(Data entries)
[BEGIN]
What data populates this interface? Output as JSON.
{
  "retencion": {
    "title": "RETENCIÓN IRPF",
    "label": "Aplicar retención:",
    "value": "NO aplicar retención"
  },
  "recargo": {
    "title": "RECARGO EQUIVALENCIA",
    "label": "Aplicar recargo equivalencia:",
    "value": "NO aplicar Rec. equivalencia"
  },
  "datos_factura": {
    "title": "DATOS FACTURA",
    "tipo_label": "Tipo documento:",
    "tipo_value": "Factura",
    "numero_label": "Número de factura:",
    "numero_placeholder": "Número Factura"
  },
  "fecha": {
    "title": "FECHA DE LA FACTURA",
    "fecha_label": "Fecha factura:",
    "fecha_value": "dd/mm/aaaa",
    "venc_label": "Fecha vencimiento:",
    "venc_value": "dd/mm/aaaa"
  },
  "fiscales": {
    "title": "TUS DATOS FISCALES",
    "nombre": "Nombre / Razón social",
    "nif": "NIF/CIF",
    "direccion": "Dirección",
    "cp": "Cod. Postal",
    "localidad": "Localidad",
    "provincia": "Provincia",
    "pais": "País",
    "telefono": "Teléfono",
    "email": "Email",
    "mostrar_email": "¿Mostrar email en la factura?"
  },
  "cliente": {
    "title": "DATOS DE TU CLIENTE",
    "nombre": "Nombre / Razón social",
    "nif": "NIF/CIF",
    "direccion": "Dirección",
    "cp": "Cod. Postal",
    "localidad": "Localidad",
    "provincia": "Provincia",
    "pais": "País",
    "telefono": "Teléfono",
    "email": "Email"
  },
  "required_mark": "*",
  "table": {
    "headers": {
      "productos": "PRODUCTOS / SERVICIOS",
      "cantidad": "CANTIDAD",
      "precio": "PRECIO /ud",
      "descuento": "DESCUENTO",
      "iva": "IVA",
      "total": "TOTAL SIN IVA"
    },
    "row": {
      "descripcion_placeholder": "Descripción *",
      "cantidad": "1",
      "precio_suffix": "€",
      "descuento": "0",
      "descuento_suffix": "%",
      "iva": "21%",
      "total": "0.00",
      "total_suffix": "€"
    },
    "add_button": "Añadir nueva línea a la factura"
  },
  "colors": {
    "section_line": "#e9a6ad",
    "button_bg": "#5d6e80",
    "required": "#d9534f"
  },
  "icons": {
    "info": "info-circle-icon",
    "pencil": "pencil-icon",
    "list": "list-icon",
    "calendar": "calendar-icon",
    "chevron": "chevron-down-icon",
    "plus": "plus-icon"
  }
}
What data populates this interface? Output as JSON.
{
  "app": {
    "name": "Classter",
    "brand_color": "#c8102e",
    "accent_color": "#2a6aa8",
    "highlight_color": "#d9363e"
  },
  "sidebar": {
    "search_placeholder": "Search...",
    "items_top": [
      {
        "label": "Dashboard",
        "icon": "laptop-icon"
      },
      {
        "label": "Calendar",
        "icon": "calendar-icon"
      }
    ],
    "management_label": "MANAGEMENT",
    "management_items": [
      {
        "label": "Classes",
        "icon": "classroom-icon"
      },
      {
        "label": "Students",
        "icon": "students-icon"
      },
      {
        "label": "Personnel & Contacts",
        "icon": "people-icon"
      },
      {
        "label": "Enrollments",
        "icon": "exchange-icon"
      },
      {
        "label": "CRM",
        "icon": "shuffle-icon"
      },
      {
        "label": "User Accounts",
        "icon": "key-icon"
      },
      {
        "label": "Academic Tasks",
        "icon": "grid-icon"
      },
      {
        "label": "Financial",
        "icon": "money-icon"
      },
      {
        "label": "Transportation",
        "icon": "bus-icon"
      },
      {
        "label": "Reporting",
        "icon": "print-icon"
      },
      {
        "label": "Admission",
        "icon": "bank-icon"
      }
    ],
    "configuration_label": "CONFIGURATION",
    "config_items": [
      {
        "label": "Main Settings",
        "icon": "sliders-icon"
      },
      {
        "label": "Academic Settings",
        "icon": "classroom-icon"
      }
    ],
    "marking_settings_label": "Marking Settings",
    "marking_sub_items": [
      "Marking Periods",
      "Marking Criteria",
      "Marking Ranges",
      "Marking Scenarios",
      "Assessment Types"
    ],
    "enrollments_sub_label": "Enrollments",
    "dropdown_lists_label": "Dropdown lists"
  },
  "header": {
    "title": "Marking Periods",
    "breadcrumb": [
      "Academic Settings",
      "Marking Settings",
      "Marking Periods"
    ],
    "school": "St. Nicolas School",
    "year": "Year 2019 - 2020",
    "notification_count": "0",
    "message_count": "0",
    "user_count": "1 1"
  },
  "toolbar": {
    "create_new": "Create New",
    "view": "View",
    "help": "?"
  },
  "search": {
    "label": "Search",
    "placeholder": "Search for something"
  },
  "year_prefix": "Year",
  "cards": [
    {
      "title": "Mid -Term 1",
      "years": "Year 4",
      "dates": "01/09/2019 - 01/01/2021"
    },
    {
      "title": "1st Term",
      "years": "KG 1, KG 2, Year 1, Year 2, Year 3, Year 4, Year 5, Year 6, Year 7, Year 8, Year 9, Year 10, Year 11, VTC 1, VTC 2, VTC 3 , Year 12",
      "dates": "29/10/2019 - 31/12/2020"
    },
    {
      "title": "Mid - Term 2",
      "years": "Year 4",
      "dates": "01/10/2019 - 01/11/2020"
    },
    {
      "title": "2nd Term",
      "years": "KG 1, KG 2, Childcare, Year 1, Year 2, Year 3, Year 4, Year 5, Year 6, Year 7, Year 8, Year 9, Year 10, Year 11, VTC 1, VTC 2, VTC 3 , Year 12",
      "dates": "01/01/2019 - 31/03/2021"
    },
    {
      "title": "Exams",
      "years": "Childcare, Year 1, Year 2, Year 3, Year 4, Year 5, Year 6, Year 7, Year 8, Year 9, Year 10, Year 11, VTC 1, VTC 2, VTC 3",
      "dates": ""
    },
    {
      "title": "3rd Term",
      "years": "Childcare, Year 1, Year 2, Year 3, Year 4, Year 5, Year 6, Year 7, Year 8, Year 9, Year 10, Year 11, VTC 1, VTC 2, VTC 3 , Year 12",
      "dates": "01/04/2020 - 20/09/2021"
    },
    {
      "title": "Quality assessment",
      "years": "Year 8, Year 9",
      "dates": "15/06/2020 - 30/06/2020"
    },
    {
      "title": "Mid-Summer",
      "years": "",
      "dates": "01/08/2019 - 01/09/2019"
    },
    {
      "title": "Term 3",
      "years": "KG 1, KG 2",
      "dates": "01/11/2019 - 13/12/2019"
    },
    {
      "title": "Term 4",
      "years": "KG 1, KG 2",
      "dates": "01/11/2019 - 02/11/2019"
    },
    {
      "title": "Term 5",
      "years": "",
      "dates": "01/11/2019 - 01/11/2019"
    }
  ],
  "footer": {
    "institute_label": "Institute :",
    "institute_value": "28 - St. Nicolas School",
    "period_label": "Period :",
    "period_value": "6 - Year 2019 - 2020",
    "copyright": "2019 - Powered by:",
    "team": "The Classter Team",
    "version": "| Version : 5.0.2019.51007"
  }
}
[END]
Set exercise:
Nothing in the data may differ; print all of it exactly as written.

The completed task:
What data populates this interface? Output as JSON.
{
  "retencion": {
    "title": "RETENCIÓN IRPF",
    "label": "Aplicar retención:",
    "value": "NO aplicar retención"
  },
  "recargo": {
    "title": "RECARGO EQUIVALENCIA",
    "label": "Aplicar recargo equivalencia:",
    "value": "NO aplicar Rec. equivalencia"
  },
  "datos_factura": {
    "title": "DATOS FACTURA",
    "tipo_label": "Tipo documento:",
    "tipo_value": "Factura",
    "numero_label": "Número de factura:",
    "numero_placeholder": "Número Factura"
  },
  "fecha": {
    "title": "FECHA DE LA FACTURA",
    "fecha_label": "Fecha factura:",
    "fecha_value": "dd/mm/aaaa",
    "venc_label": "Fecha vencimiento:",
    "venc_value": "dd/mm/aaaa"
  },
  "fiscales": {
    "title": "TUS DATOS FISCALES",
    "nombre": "Nombre / Razón social",
    "nif": "NIF/CIF",
    "direccion": "Dirección",
    "cp": "Cod. Postal",
    "localidad": "Localidad",
    "provincia": "Provincia",
    "pais": "País",
    "telefono": "Teléfono",
    "email": "Email",
    "mostrar_email": "¿Mostrar email en la factura?"
  },
  "cliente": {
    "title": "DATOS DE TU CLIENTE",
    "nombre": "Nombre / Razón social",
    "nif": "NIF/CIF",
    "direccion": "Dirección",
    "cp": "Cod. Postal",
    "localidad": "Localidad",
    "provincia": "Provincia",
    "pais": "País",
    "telefono": "Teléfono",
    "email": "Email"
  },
  "required_mark": "*",
  "table": {
    "headers": {
      "productos": "PRODUCTOS / SERVICIOS",
      "cantidad": "CANTIDAD",
      "precio": "PRECIO /ud",
      "descuento": "DESCUENTO",
      "iva": "IVA",
      "total": "TOTAL SIN IVA"
    },
    "row": {
      "descripcion_placeholder": "Descripción *",
      "cantidad": "1",
      "precio_suffix": "€",
      "descuento": "0",
      "descuento_suffix": "%",
      "iva": "21%",
      "total": "0.00",
      "total_suffix": "€"
    },
    "add_button": "Añadir nueva línea a la factura"
  },
  "colors": {
    "section_line": "#e9a6ad",
    "button_bg": "#5d6e80",
    "required": "#d9534f"
  },
  "icons": {
    "info": "info-circle-icon",
    "pencil": "pencil-icon",
    "list": "list-icon",
    "calendar": "calendar-icon",
    "chevron": "chevron-down-icon",
    "plus": "plus-icon"
  }
}
What data populates this interface? Output as JSON.
{
  "app": {
    "name": "Classter",
    "brand_color": "#c8102e",
    "accent_color": "#2a6aa8",
    "highlight_color": "#d9363e"
  },
  "sidebar": {
    "search_placeholder": "Search...",
    "items_top": [
      {
        "label": "Dashboard",
        "icon": "laptop-icon"
      },
      {
        "label": "Calendar",
        "icon": "calendar-icon"
      }
    ],
    "management_label": "MANAGEMENT",
    "management_items": [
      {
        "label": "Classes",
        "icon": "classroom-icon"
      },
      {
        "label": "Students",
        "icon": "students-icon"
      },
      {
        "label": "Personnel & Contacts",
        "icon": "people-icon"
      },
      {
        "label": "Enrollments",
        "icon": "exchange-icon"
      },
      {
        "label": "CRM",
        "icon": "shuffle-icon"
      },
      {
        "label": "User Accounts",
        "icon": "key-icon"
      },
      {
        "label": "Academic Tasks",
        "icon": "grid-icon"
      },
      {
        "label": "Financial",
        "icon": "money-icon"
      },
      {
        "label": "Transportation",
        "icon": "bus-icon"
      },
      {
        "label": "Reporting",
        "icon": "print-icon"
      },
      {
        "label": "Admission",
        "icon": "bank-icon"
      }
    ],
    "configuration_label": "CONFIGURATION",
    "config_items": [
      {
        "label": "Main Settings",
        "icon": "sliders-icon"
      },
      {
        "label": "Academic Settings",
        "icon": "classroom-icon"
      }
    ],
    "marking_settings_label": "Marking Settings",
    "marking_sub_items": [
      "Marking Periods",
      "Marking Criteria",
      "Marking Ranges",
      "Marking Scenarios",
      "Assessment Types"
    ],
    "enrollments_sub_label": "Enrollments",
    "dropdown_lists_label": "Dropdown lists"
  },
  "header": {
    "title": "Marking Periods",
    "breadcrumb": [
      "Academic Settings",
      "Marking Settings",
      "Marking Periods"
    ],
    "school": "St. Nicolas School",
    "year": "Year 2019 - 2020",
    "notification_count": "0",
    "message_count": "0",
    "user_count": "1 1"
  },
  "toolbar": {
    "create_new": "Create New",
    "view": "View",
    "help": "?"
  },
  "search": {
    "label": "Search",
    "placeholder": "Search for something"
  },
  "year_prefix": "Year",
  "cards": [
    {
      "title": "Mid -Term 1",
      "years": "Year 4",
      "dates": "01/09/2019 - 01/01/2021"
    },
    {
      "title": "1st Term",
      "years": "KG 1, KG 2, Year 1, Year 2, Year 3, Year 4, Year 5, Year 6, Year 7, Year 8, Year 9, Year 10, Year 11, VTC 1, VTC 2, VTC 3 , Year 12",
      "dates": "29/10/2019 - 31/12/2020"
    },
    {
      "title": "Mid - Term 2",
      "years": "Year 4",
      "dates": "01/10/2019 - 01/11/2020"
    },
    {
      "title": "2nd Term",
      "years": "KG 1, KG 2, Childcare, Year 1, Year 2, Year 3, Year 4, Year 5, Year 6, Year 7, Year 8, Year 9, Year 10, Year 11, VTC 1, VTC 2, VTC 3 , Year 12",
      "dates": "01/01/2019 - 31/03/2021"
    },
    {
      "title": "Exams",
      "years": "Childcare, Year 1, Year 2, Year 3, Year 4, Year 5, Year 6, Year 7, Year 8, Year 9, Year 10, Year 11, VTC 1, VTC 2, VTC 3",
      "dates": ""
    },
    {
      "title": "3rd Term",
      "years": "Childcare, Year 1, Year 2, Year 3, Year 4, Year 5, Year 6, Year 7, Year 8, Year 9, Year 10, Year 11, VTC 1, VTC 2, VTC 3 , Year 12",
      "dates": "01/04/2020 - 20/09/2021"
    },
    {
      "title": "Quality assessment",
      "years": "Year 8, Year 9",
      "dates": "15/06/2020 - 30/06/2020"
    },
    {
      "title": "Mid-Summer",
      "years": "",
      "dates": "01/08/2019 - 01/09/2019"
    },
    {
      "title": "Term 3",
      "years": "KG 1, KG 2",
      "dates": "01/11/2019 - 13/12/2019"
    },
    {
      "title": "Term 4",
      "years": "KG 1, KG 2",
      "dates": "01/11/2019 - 02/11/2019"
    },
    {
      "title": "Term 5",
      "years": "",
      "dates": "01/11/2019 - 01/11/2019"
    }
  ],
  "footer": {
    "institute_label": "Institute :",
    "institute_value": "28 - St. Nicolas School",
    "period_label": "Period :",
    "period_value": "6 - Year 2019 - 2020",
    "copyright": "2019 - Powered by:",
    "team": "The Classter Team",
    "version": "| Version : 5.0.2019.51007"
  }
}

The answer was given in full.